## What you should do
Pictures do not belong in the copy, so please give every entry below again exactly.

:: Input for this task

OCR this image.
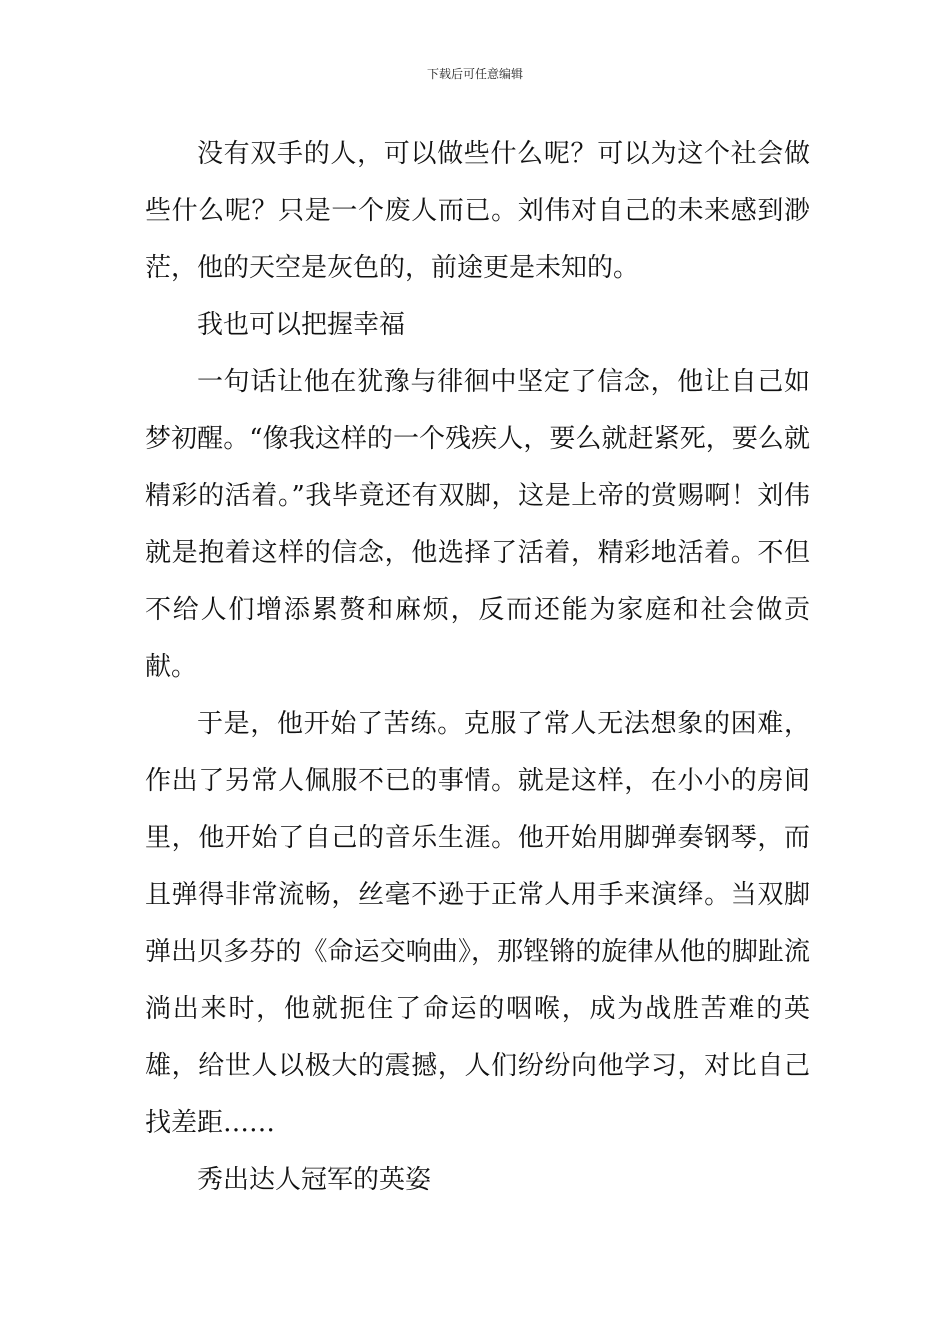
下载后可任意编辑

没有双手的人，可以做些什么呢？可以为这个社会做些什么呢？只是一个废人而已。刘伟对自己的未来感到渺茫，他的天空是灰色的，前途更是未知的。

我也可以把握幸福

一句话让他在犹豫与徘徊中坚定了信念，他让自己如梦初醒。“像我这样的一个残疾人，要么就赶紧死，要么就精彩的活着。”我毕竟还有双脚，这是上帝的赏赐啊！刘伟就是抱着这样的信念，他选择了活着，精彩地活着。不但不给人们增添累赘和麻烦，反而还能为家庭和社会做贡献。

于是，他开始了苦练。克服了常人无法想象的困难，作出了另常人佩服不已的事情。就是这样，在小小的房间里，他开始了自己的音乐生涯。他开始用脚弹奏钢琴，而且弹得非常流畅，丝毫不逊于正常人用手来演绎。当双脚弹出贝多芬的《命运交响曲》，那铿锵的旋律从他的脚趾流淌出来时，他就扼住了命运的咽喉，成为战胜苦难的英雄，给世人以极大的震撼，人们纷纷向他学习，对比自己找差距……

秀出达人冠军的英姿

::::

## The solution
OCR this image.
下载后可任意编辑

没有双手的人，可以做些什么呢？可以为这个社会做些什么呢？只是一个废人而已。刘伟对自己的未来感到渺茫，他的天空是灰色的，前途更是未知的。

我也可以把握幸福

一句话让他在犹豫与徘徊中坚定了信念，他让自己如梦初醒。“像我这样的一个残疾人，要么就赶紧死，要么就精彩的活着。”我毕竟还有双脚，这是上帝的赏赐啊！刘伟就是抱着这样的信念，他选择了活着，精彩地活着。不但不给人们增添累赘和麻烦，反而还能为家庭和社会做贡献。

于是，他开始了苦练。克服了常人无法想象的困难，作出了另常人佩服不已的事情。就是这样，在小小的房间里，他开始了自己的音乐生涯。他开始用脚弹奏钢琴，而且弹得非常流畅，丝毫不逊于正常人用手来演绎。当双脚弹出贝多芬的《命运交响曲》，那铿锵的旋律从他的脚趾流淌出来时，他就扼住了命运的咽喉，成为战胜苦难的英雄，给世人以极大的震撼，人们纷纷向他学习，对比自己找差距……

秀出达人冠军的英姿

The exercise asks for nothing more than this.